_DIRECTIVE_: Edit the lines below so that each occurrence of "legend-label" reads "legend-entry", keeping everything else the same. Leave the pictures out of your version.

_DATA TO PROCESS_:

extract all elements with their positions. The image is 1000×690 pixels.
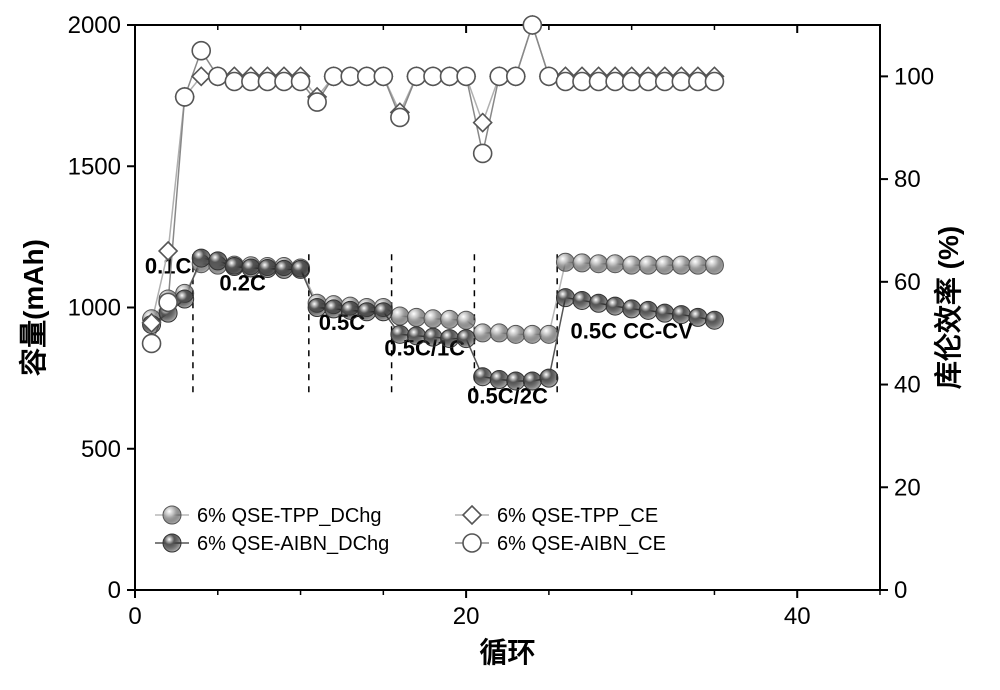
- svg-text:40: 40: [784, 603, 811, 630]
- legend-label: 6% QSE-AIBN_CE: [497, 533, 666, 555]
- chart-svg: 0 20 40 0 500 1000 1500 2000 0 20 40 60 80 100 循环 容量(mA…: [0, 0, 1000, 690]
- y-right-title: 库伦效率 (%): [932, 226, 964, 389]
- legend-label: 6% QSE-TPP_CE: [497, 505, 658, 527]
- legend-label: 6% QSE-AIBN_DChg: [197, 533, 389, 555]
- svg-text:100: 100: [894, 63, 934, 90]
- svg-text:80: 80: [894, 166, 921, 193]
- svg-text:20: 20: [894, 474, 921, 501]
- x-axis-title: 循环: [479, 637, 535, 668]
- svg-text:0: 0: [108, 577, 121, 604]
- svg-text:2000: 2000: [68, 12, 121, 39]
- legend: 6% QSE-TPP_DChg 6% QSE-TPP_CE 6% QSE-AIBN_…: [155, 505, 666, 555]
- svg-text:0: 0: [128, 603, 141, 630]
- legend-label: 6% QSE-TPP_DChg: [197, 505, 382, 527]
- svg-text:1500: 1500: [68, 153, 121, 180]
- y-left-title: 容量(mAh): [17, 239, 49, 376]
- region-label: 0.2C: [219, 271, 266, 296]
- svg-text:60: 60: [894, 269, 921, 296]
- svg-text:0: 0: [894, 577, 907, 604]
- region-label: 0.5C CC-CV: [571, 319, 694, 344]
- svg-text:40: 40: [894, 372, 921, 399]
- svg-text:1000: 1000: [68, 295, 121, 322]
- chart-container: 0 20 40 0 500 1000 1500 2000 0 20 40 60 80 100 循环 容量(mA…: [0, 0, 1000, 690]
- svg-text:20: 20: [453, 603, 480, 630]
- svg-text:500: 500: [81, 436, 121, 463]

_REPLY TO THE EXERCISE_:
extract all elements with their positions. The image is 1000×690 pixels.
- svg-text:40: 40: [784, 603, 811, 630]
- legend-entry: 6% QSE-AIBN_CE: [497, 533, 666, 555]
- chart-svg: 0 20 40 0 500 1000 1500 2000 0 20 40 60 80 100 循环 容量(mA…: [0, 0, 1000, 690]
- y-right-title: 库伦效率 (%): [932, 226, 964, 389]
- legend-entry: 6% QSE-TPP_CE: [497, 505, 658, 527]
- legend-entry: 6% QSE-AIBN_DChg: [197, 533, 389, 555]
- svg-text:100: 100: [894, 63, 934, 90]
- svg-text:80: 80: [894, 166, 921, 193]
- svg-text:20: 20: [894, 474, 921, 501]
- x-axis-title: 循环: [479, 637, 535, 668]
- svg-text:0: 0: [108, 577, 121, 604]
- svg-text:2000: 2000: [68, 12, 121, 39]
- legend: 6% QSE-TPP_DChg 6% QSE-TPP_CE 6% QSE-AIBN_…: [155, 505, 666, 555]
- svg-text:0: 0: [128, 603, 141, 630]
- legend-entry: 6% QSE-TPP_DChg: [197, 505, 382, 527]
- svg-text:1500: 1500: [68, 153, 121, 180]
- y-left-title: 容量(mAh): [17, 239, 49, 376]
- region-label: 0.2C: [219, 271, 266, 296]
- svg-text:60: 60: [894, 269, 921, 296]
- svg-text:0: 0: [894, 577, 907, 604]
- region-label: 0.5C CC-CV: [571, 319, 694, 344]
- svg-text:40: 40: [894, 372, 921, 399]
- svg-text:1000: 1000: [68, 295, 121, 322]
- chart-container: 0 20 40 0 500 1000 1500 2000 0 20 40 60 80 100 循环 容量(mA…: [0, 0, 1000, 690]
- svg-text:20: 20: [453, 603, 480, 630]
- svg-text:500: 500: [81, 436, 121, 463]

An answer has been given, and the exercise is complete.